▸ PROMPT
Rewrite each item below with every instance of "data-point" changed to "plot-point" and nothing else altered.
##### EXTRACTED RECORDS #####
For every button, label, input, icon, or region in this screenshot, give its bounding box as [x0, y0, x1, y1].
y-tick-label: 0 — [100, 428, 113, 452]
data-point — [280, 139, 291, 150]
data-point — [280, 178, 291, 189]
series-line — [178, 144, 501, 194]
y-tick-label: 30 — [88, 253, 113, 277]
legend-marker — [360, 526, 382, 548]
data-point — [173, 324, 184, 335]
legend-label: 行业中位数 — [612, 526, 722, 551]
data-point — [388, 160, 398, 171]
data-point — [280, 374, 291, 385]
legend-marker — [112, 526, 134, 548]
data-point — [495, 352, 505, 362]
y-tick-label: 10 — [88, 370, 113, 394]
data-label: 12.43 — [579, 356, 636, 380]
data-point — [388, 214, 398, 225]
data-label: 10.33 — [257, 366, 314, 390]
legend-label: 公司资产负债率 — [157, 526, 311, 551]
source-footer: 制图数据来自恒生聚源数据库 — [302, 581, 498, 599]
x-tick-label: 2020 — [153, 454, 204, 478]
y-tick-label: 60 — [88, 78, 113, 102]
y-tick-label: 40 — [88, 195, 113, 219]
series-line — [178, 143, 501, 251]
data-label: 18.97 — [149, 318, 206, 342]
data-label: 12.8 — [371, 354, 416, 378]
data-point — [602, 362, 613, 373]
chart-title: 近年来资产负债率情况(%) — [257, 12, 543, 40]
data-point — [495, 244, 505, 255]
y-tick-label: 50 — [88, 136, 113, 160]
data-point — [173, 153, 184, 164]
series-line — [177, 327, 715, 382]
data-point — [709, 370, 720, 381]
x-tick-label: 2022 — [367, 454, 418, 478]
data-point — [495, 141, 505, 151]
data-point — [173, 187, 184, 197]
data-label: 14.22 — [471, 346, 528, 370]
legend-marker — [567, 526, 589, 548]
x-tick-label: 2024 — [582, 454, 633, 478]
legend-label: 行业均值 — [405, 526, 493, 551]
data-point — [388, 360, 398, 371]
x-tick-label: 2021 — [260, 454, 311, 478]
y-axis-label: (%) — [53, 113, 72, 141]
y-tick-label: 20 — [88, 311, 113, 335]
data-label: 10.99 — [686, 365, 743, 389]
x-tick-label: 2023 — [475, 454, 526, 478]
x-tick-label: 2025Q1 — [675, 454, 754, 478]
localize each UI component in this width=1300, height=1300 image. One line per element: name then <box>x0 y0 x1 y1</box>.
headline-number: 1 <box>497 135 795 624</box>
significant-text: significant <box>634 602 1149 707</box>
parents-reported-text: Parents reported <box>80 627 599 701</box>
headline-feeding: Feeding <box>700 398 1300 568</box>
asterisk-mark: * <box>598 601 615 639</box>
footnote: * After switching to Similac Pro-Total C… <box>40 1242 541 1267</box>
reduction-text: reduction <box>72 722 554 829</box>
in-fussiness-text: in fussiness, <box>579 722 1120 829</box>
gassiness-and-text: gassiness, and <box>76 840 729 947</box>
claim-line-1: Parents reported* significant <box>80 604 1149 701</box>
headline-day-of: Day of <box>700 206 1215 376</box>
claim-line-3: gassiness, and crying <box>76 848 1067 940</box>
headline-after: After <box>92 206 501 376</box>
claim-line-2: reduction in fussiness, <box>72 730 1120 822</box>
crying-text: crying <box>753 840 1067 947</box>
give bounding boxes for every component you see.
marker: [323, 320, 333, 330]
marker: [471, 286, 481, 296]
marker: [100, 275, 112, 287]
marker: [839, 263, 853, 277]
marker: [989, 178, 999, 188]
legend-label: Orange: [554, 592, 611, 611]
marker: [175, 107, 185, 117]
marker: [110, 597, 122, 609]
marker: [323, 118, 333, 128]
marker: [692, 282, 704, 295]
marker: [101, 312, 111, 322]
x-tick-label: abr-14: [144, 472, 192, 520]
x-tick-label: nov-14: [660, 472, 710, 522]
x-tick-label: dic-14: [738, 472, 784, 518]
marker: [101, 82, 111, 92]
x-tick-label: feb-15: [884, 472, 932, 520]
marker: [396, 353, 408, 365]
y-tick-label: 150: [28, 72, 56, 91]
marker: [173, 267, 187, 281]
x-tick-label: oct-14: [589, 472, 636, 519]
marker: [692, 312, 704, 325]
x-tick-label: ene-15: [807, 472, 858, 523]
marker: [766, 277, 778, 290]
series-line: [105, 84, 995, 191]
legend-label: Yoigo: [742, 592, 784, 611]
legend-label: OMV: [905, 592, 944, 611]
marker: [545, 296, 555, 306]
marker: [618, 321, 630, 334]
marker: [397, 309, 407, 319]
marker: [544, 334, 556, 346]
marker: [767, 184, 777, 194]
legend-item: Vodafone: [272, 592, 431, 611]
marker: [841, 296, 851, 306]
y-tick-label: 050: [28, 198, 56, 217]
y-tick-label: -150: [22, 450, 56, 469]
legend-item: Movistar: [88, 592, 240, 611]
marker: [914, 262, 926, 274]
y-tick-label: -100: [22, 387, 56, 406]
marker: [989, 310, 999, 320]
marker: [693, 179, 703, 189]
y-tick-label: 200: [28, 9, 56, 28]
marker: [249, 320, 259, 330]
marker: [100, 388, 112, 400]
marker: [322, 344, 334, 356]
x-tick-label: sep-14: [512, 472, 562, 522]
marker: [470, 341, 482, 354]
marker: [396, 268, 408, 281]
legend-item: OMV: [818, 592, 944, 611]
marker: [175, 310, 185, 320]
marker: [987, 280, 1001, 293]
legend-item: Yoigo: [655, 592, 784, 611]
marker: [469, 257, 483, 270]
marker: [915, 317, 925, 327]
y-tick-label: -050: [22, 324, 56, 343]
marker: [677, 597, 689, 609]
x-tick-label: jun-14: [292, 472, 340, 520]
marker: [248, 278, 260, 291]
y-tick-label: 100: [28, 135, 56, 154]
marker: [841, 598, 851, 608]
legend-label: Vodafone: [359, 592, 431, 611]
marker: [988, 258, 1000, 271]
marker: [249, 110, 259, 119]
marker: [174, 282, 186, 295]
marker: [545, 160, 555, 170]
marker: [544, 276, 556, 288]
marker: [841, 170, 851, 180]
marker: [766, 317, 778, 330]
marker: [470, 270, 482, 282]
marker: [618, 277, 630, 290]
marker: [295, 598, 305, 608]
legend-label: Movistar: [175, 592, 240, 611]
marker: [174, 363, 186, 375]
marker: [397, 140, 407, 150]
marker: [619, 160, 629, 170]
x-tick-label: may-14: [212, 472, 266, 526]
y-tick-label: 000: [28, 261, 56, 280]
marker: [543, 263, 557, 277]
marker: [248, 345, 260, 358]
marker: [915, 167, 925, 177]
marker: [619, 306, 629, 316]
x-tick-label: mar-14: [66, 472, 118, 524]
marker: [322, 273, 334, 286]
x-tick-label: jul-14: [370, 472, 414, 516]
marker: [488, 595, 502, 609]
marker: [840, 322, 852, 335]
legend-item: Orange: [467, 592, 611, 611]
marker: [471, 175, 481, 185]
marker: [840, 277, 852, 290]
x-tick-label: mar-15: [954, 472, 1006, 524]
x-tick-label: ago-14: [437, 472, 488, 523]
#####
▸ CORRECT RESPONSE
For every button, label, input, icon, or region in this screenshot, give its bounding box as [x0, y0, x1, y1].
y-tick-label: 0 — [100, 428, 113, 452]
plot-point — [280, 139, 291, 150]
plot-point — [280, 178, 291, 189]
series-line — [178, 144, 501, 194]
y-tick-label: 30 — [88, 253, 113, 277]
legend-marker — [360, 526, 382, 548]
plot-point — [173, 324, 184, 335]
legend-label: 行业中位数 — [612, 526, 722, 551]
plot-point — [388, 160, 398, 171]
plot-point — [280, 374, 291, 385]
legend-marker — [112, 526, 134, 548]
plot-point — [495, 352, 505, 362]
y-tick-label: 10 — [88, 370, 113, 394]
data-label: 12.43 — [579, 356, 636, 380]
plot-point — [388, 214, 398, 225]
data-label: 10.33 — [257, 366, 314, 390]
legend-label: 公司资产负债率 — [157, 526, 311, 551]
source-footer: 制图数据来自恒生聚源数据库 — [302, 581, 498, 599]
x-tick-label: 2020 — [153, 454, 204, 478]
y-tick-label: 60 — [88, 78, 113, 102]
y-tick-label: 40 — [88, 195, 113, 219]
series-line — [178, 143, 501, 251]
data-label: 18.97 — [149, 318, 206, 342]
data-label: 12.8 — [371, 354, 416, 378]
plot-point — [602, 362, 613, 373]
chart-title: 近年来资产负债率情况(%) — [257, 12, 543, 40]
plot-point — [495, 244, 505, 255]
y-tick-label: 50 — [88, 136, 113, 160]
plot-point — [173, 153, 184, 164]
series-line — [177, 327, 715, 382]
plot-point — [709, 370, 720, 381]
x-tick-label: 2022 — [367, 454, 418, 478]
plot-point — [495, 141, 505, 151]
plot-point — [173, 187, 184, 197]
data-label: 14.22 — [471, 346, 528, 370]
legend-marker — [567, 526, 589, 548]
x-tick-label: 2024 — [582, 454, 633, 478]
legend-label: 行业均值 — [405, 526, 493, 551]
plot-point — [388, 360, 398, 371]
x-tick-label: 2021 — [260, 454, 311, 478]
y-axis-label: (%) — [53, 113, 72, 141]
y-tick-label: 20 — [88, 311, 113, 335]
data-label: 10.99 — [686, 365, 743, 389]
x-tick-label: 2023 — [475, 454, 526, 478]
x-tick-label: 2025Q1 — [675, 454, 754, 478]
localize each UI component in this width=1300, height=1300 image. One line per element: name then <box>x0 y0 x1 y1</box>.
headline-number: 1 <box>497 135 795 624</box>
significant-text: significant <box>634 602 1149 707</box>
parents-reported-text: Parents reported <box>80 627 599 701</box>
headline-feeding: Feeding <box>700 398 1300 568</box>
asterisk-mark: * <box>598 601 615 639</box>
footnote: * After switching to Similac Pro-Total C… <box>40 1242 541 1267</box>
reduction-text: reduction <box>72 722 554 829</box>
in-fussiness-text: in fussiness, <box>579 722 1120 829</box>
gassiness-and-text: gassiness, and <box>76 840 729 947</box>
claim-line-1: Parents reported* significant <box>80 604 1149 701</box>
headline-day-of: Day of <box>700 206 1215 376</box>
claim-line-3: gassiness, and crying <box>76 848 1067 940</box>
headline-after: After <box>92 206 501 376</box>
claim-line-2: reduction in fussiness, <box>72 730 1120 822</box>
crying-text: crying <box>753 840 1067 947</box>
give bounding boxes for every component you see.
marker: [323, 320, 333, 330]
marker: [471, 286, 481, 296]
marker: [100, 275, 112, 287]
marker: [839, 263, 853, 277]
marker: [989, 178, 999, 188]
legend-label: Orange: [554, 592, 611, 611]
marker: [175, 107, 185, 117]
marker: [110, 597, 122, 609]
marker: [323, 118, 333, 128]
marker: [692, 282, 704, 295]
marker: [101, 312, 111, 322]
x-tick-label: abr-14: [144, 472, 192, 520]
x-tick-label: nov-14: [660, 472, 710, 522]
x-tick-label: dic-14: [738, 472, 784, 518]
marker: [101, 82, 111, 92]
x-tick-label: feb-15: [884, 472, 932, 520]
marker: [396, 353, 408, 365]
y-tick-label: 150: [28, 72, 56, 91]
marker: [173, 267, 187, 281]
x-tick-label: oct-14: [589, 472, 636, 519]
marker: [692, 312, 704, 325]
x-tick-label: ene-15: [807, 472, 858, 523]
marker: [766, 277, 778, 290]
series-line: [105, 84, 995, 191]
legend-label: Yoigo: [742, 592, 784, 611]
legend-label: OMV: [905, 592, 944, 611]
marker: [545, 296, 555, 306]
marker: [618, 321, 630, 334]
marker: [397, 309, 407, 319]
marker: [544, 334, 556, 346]
marker: [767, 184, 777, 194]
legend-item: Vodafone: [272, 592, 431, 611]
marker: [841, 296, 851, 306]
y-tick-label: 050: [28, 198, 56, 217]
y-tick-label: -150: [22, 450, 56, 469]
legend-item: Movistar: [88, 592, 240, 611]
marker: [914, 262, 926, 274]
y-tick-label: -100: [22, 387, 56, 406]
marker: [989, 310, 999, 320]
marker: [693, 179, 703, 189]
y-tick-label: 200: [28, 9, 56, 28]
marker: [249, 320, 259, 330]
marker: [100, 388, 112, 400]
marker: [322, 344, 334, 356]
x-tick-label: sep-14: [512, 472, 562, 522]
marker: [470, 341, 482, 354]
marker: [396, 268, 408, 281]
legend-item: OMV: [818, 592, 944, 611]
marker: [175, 310, 185, 320]
marker: [987, 280, 1001, 293]
legend-item: Yoigo: [655, 592, 784, 611]
marker: [469, 257, 483, 270]
marker: [915, 317, 925, 327]
y-tick-label: -050: [22, 324, 56, 343]
marker: [677, 597, 689, 609]
x-tick-label: jun-14: [292, 472, 340, 520]
marker: [248, 278, 260, 291]
y-tick-label: 100: [28, 135, 56, 154]
marker: [841, 598, 851, 608]
legend-label: Vodafone: [359, 592, 431, 611]
marker: [988, 258, 1000, 271]
marker: [249, 110, 259, 119]
marker: [174, 282, 186, 295]
marker: [545, 160, 555, 170]
marker: [544, 276, 556, 288]
marker: [841, 170, 851, 180]
marker: [766, 317, 778, 330]
marker: [470, 270, 482, 282]
marker: [618, 277, 630, 290]
marker: [295, 598, 305, 608]
legend-label: Movistar: [175, 592, 240, 611]
marker: [174, 363, 186, 375]
marker: [397, 140, 407, 150]
marker: [619, 160, 629, 170]
x-tick-label: may-14: [212, 472, 266, 526]
y-tick-label: 000: [28, 261, 56, 280]
marker: [543, 263, 557, 277]
marker: [248, 345, 260, 358]
marker: [915, 167, 925, 177]
marker: [619, 306, 629, 316]
x-tick-label: mar-14: [66, 472, 118, 524]
marker: [322, 273, 334, 286]
x-tick-label: jul-14: [370, 472, 414, 516]
marker: [488, 595, 502, 609]
marker: [840, 322, 852, 335]
legend-item: Orange: [467, 592, 611, 611]
marker: [471, 175, 481, 185]
marker: [840, 277, 852, 290]
x-tick-label: mar-15: [954, 472, 1006, 524]
x-tick-label: ago-14: [437, 472, 488, 523]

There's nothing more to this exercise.